-- begin Extracted data --

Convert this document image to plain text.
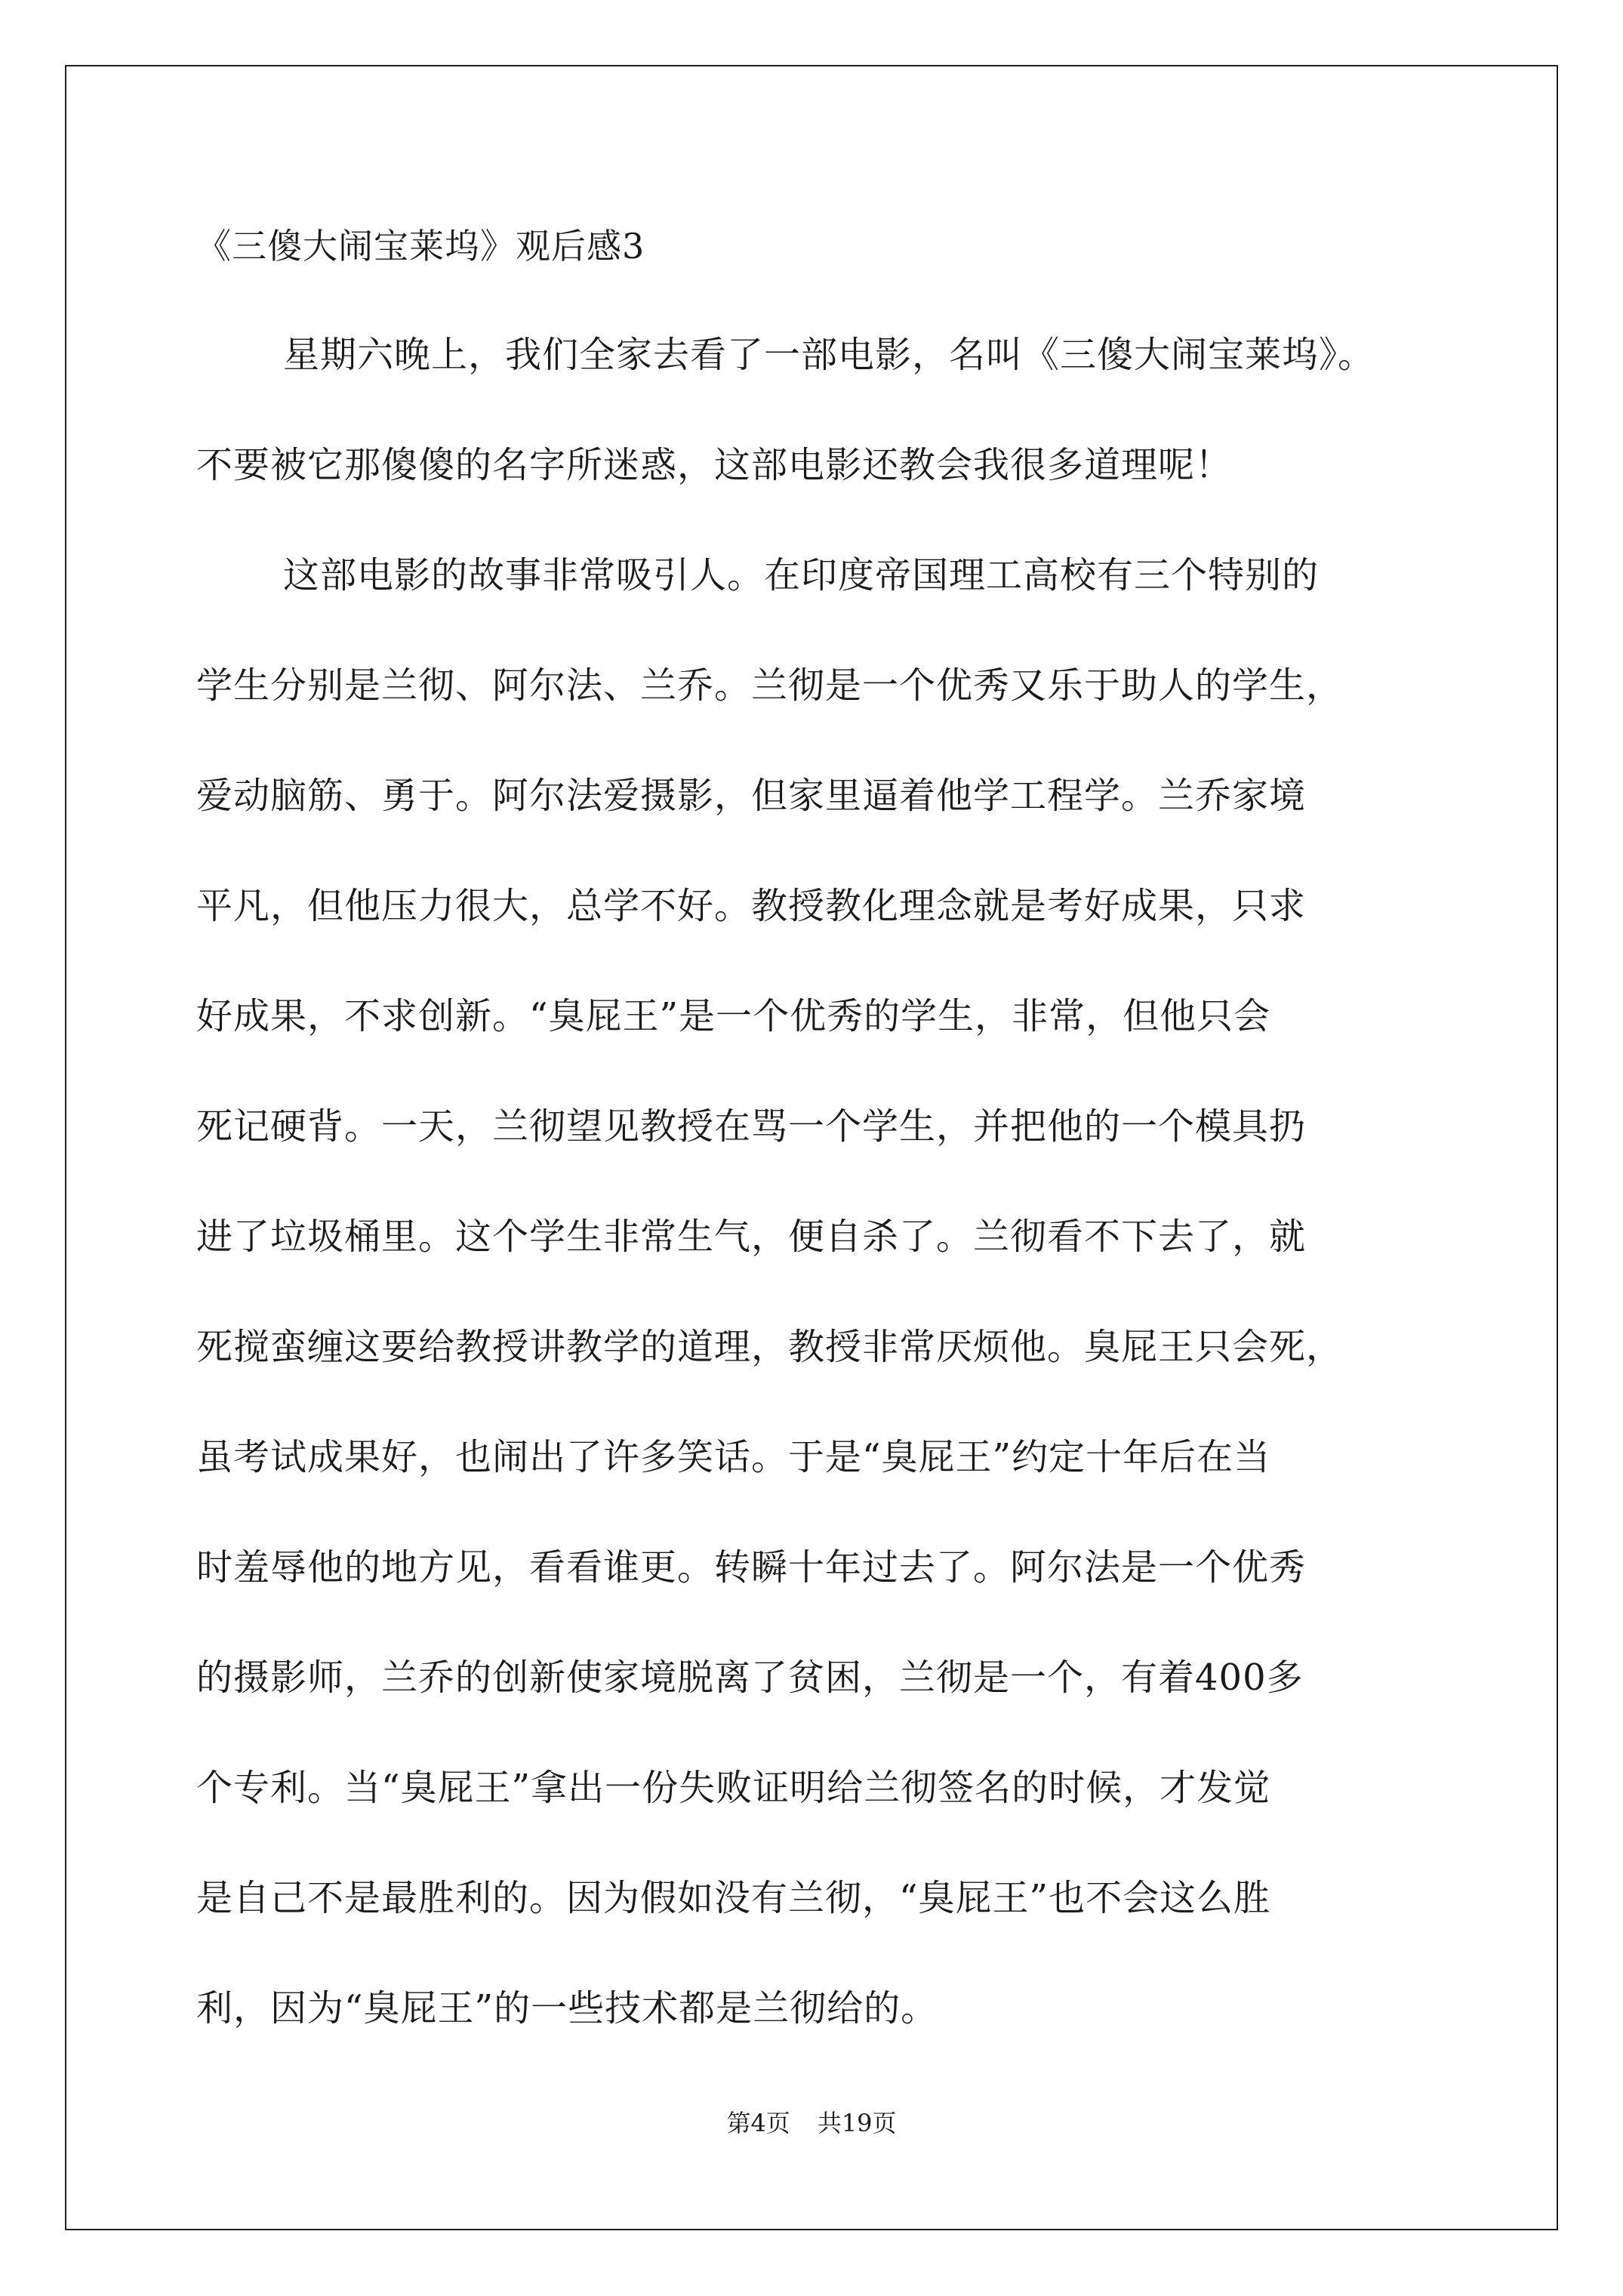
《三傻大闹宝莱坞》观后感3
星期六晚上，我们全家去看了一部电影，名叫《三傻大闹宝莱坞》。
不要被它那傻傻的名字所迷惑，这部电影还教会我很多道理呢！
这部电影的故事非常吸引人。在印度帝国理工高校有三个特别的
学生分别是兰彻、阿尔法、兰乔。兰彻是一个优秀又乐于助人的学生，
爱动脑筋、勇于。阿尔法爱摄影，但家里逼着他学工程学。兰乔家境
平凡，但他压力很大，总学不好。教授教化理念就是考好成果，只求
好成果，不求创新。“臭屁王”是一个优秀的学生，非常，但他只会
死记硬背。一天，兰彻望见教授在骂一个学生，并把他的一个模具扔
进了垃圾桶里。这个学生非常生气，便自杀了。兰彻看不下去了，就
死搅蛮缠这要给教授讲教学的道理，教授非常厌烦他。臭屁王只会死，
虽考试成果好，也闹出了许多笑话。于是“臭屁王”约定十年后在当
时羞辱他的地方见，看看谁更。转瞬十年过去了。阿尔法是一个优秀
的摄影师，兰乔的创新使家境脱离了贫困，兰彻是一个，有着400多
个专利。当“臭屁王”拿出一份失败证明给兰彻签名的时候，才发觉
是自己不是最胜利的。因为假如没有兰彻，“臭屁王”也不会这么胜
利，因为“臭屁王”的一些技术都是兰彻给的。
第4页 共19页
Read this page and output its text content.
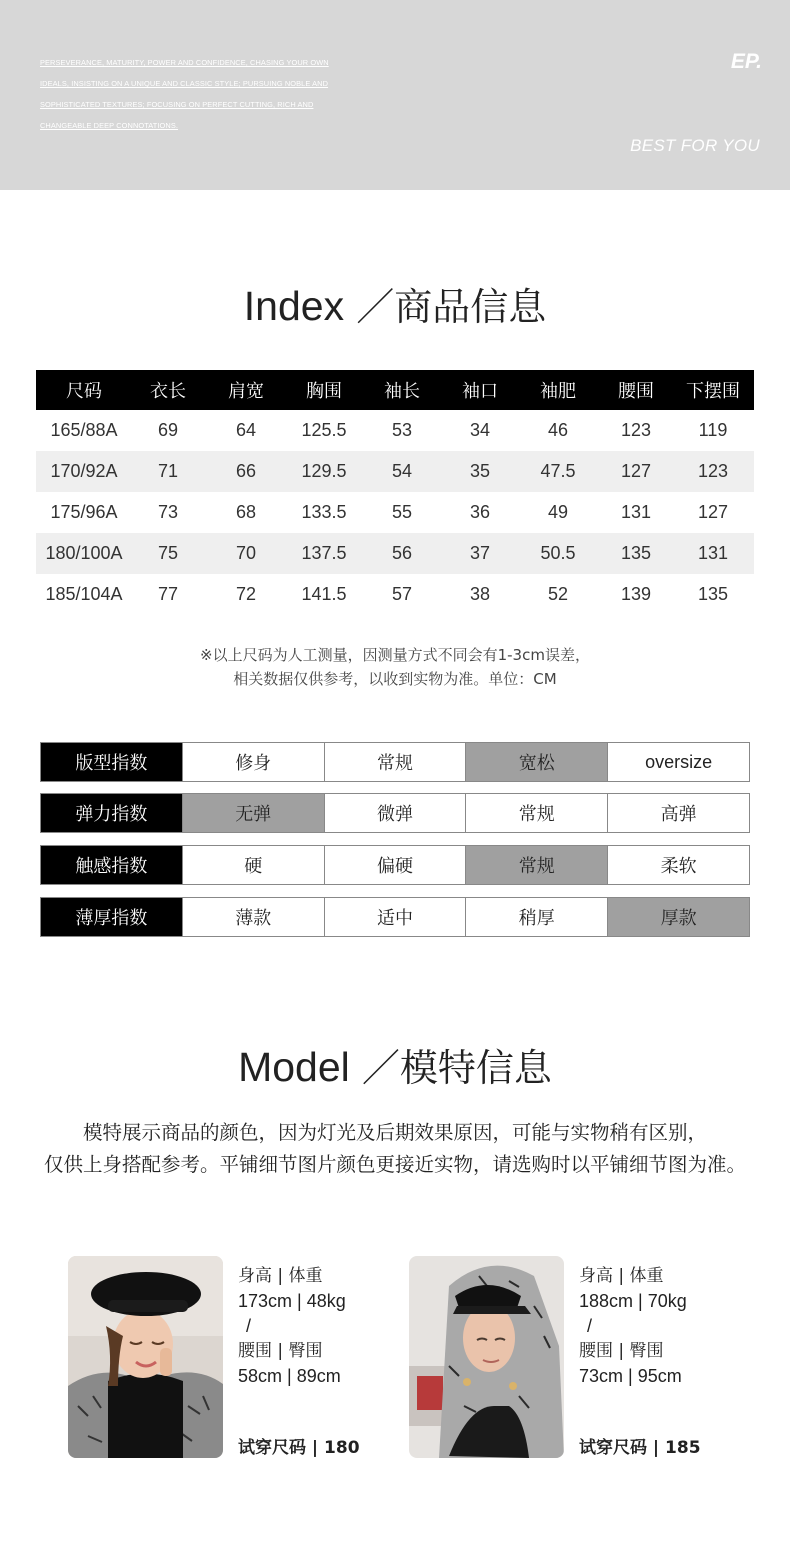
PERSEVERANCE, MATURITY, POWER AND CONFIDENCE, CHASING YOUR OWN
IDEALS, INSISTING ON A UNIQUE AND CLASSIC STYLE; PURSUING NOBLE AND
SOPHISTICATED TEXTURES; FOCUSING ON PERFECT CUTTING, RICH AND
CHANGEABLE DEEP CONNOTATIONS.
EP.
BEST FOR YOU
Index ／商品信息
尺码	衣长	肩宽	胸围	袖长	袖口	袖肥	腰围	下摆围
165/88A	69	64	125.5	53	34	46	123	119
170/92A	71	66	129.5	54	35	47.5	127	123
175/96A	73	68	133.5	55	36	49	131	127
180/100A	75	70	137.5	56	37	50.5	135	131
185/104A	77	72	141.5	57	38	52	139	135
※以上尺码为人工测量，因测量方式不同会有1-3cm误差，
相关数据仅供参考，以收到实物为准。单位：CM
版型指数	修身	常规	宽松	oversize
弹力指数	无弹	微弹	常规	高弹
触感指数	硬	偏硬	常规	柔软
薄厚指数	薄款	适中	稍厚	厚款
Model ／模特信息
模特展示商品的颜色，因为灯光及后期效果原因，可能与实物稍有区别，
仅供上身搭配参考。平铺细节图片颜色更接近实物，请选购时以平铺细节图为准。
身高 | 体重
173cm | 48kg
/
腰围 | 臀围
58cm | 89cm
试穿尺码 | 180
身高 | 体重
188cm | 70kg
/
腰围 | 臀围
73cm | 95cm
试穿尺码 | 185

-- end Extracted data --

*Exercise brief*. Supply the count of lines in the entries that contain the word "三傻大闹宝莱坞", and nothing besides.

*Solution for this exercise*. 2